▶ **WRITTEN REQUEST**:
Copy the lines holding the word "طرابلس", all of them.

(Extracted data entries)
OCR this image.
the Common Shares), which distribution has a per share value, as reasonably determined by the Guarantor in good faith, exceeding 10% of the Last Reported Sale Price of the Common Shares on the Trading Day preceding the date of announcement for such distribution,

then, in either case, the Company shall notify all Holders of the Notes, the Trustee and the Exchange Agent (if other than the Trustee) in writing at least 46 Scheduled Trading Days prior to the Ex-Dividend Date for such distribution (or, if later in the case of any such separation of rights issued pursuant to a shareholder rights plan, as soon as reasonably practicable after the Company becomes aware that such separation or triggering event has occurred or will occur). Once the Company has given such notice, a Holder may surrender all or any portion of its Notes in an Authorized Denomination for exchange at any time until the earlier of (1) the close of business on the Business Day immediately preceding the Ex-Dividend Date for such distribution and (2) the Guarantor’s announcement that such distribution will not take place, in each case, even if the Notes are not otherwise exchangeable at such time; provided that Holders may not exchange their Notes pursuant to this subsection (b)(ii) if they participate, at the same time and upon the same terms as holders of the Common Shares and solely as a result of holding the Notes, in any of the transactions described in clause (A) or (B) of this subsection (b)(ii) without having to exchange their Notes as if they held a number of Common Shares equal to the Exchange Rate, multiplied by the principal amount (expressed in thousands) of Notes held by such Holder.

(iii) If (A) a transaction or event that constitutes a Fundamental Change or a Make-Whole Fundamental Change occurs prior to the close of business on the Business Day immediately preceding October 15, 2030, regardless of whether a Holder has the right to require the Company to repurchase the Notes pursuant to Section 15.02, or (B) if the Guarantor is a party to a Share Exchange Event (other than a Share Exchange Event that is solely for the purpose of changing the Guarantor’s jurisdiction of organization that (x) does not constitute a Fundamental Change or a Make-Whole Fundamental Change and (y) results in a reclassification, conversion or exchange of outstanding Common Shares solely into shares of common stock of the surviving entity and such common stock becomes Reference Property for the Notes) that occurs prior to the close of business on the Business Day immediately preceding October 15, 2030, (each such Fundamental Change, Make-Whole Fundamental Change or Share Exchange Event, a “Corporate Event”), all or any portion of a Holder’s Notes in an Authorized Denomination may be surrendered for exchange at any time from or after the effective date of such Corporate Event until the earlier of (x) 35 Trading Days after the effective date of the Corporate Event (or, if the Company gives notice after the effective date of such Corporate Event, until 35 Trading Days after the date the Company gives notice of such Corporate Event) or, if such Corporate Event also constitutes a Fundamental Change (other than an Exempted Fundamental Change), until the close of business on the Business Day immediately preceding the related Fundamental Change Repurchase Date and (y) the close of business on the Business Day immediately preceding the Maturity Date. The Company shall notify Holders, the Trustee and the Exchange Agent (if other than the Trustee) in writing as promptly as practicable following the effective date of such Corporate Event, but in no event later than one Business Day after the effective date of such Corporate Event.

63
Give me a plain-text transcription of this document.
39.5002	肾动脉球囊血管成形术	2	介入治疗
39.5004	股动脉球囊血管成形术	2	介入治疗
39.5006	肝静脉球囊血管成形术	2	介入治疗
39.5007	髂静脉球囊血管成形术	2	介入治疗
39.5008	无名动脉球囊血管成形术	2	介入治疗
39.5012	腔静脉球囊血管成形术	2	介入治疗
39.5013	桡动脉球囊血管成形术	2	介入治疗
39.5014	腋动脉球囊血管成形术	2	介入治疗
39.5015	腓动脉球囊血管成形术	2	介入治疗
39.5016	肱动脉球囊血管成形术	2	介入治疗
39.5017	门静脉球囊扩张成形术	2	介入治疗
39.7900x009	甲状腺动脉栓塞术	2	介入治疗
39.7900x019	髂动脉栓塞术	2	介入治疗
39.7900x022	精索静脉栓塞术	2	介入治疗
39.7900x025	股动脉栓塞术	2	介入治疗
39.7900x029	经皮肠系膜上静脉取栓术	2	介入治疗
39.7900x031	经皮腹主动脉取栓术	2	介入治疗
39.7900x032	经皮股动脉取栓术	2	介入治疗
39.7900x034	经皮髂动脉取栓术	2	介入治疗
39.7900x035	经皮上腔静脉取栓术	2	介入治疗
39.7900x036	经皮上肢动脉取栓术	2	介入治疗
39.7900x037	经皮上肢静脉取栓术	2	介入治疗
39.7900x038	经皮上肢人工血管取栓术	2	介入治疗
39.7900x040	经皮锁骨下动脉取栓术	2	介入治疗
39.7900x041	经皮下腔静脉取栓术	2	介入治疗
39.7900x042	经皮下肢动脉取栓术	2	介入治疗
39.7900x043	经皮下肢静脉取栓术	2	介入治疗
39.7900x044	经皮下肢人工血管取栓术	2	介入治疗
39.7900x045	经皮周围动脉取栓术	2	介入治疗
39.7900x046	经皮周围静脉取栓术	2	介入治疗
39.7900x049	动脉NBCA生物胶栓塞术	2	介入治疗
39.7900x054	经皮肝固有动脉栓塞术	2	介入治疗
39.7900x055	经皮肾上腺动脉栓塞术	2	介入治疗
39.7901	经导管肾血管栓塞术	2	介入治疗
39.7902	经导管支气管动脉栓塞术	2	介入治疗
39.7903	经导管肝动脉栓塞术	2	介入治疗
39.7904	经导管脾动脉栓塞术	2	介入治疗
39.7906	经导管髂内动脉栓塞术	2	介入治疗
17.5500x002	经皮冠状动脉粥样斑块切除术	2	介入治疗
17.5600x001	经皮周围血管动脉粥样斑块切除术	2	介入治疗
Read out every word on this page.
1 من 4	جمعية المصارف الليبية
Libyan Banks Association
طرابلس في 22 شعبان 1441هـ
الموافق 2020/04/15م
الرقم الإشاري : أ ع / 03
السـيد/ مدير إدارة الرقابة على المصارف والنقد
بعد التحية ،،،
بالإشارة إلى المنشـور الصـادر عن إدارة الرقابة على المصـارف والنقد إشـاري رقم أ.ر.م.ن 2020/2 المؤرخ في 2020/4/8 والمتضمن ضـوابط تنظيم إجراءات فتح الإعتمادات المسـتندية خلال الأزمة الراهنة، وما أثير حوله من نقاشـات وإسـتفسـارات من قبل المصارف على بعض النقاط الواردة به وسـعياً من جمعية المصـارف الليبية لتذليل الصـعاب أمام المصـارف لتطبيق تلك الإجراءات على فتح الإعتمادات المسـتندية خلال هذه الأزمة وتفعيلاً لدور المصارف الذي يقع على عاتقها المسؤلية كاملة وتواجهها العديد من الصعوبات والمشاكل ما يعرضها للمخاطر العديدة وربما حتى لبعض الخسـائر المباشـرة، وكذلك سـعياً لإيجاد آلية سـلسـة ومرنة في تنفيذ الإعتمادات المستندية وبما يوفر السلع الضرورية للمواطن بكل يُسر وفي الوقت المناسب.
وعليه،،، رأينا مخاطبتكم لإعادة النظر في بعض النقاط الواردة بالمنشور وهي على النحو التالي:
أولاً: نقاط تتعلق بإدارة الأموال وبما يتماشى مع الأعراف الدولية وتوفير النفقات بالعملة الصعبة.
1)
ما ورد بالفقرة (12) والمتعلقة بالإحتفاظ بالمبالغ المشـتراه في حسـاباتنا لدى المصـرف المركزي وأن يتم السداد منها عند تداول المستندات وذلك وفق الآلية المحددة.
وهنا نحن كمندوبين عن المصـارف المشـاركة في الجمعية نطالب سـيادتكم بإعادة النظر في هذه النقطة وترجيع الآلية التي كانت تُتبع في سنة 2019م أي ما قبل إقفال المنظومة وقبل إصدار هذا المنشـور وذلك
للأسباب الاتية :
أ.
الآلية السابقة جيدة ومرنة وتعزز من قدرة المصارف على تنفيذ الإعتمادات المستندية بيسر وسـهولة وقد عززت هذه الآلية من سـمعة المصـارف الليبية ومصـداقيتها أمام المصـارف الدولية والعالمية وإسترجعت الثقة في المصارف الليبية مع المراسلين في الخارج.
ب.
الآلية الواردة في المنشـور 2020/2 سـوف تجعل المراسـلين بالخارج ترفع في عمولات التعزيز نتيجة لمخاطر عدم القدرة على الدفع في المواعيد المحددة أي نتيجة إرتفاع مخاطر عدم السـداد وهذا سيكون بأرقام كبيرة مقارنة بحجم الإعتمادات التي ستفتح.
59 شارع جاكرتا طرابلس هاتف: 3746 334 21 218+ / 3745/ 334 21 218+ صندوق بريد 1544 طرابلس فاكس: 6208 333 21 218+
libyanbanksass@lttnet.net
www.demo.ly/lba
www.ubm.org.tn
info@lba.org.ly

▶ **WRITTEN ANSWER**:
طرابلس في 22 شعبان 1441هـ
59 شارع جاكرتا طرابلس هاتف: 3746 334 21 218+ / 3745/ 334 21 218+ صندوق بريد 1544 طرابلس فاكس: 6208 333 21 218+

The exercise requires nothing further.